● **The exercise**:
Scan the material and copy every line in which "color" appears.

[Records from a collection]
START
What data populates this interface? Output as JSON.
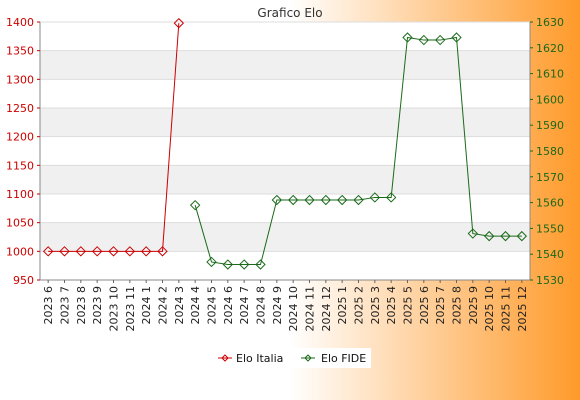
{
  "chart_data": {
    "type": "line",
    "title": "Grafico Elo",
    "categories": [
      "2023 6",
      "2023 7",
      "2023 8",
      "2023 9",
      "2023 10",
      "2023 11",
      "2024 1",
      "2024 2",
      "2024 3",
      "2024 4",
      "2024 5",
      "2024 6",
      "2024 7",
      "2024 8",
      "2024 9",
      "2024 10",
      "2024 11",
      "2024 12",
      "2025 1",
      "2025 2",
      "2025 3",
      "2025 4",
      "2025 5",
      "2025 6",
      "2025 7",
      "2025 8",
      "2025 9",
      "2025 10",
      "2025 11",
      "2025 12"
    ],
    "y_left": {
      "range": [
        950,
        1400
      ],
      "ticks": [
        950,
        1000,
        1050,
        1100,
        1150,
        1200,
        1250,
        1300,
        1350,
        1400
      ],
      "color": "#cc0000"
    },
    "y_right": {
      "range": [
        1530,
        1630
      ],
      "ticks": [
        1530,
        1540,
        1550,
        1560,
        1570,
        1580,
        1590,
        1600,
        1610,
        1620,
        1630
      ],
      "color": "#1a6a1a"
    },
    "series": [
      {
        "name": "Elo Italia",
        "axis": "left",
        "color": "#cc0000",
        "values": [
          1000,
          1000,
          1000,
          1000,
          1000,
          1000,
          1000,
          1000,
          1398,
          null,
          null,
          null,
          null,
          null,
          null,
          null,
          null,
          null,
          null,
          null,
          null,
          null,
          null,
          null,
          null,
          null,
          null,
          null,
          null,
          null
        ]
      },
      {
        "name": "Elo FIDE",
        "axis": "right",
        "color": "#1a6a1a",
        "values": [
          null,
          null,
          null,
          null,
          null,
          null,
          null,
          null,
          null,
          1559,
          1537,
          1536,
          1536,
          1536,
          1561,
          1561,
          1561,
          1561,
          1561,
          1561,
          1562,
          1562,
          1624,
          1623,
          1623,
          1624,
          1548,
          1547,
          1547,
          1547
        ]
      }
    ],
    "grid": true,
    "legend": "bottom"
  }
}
END
● **Exercise answer**:
      "color": "#cc0000"
      "color": "#1a6a1a"
        "color": "#cc0000",
        "color": "#1a6a1a",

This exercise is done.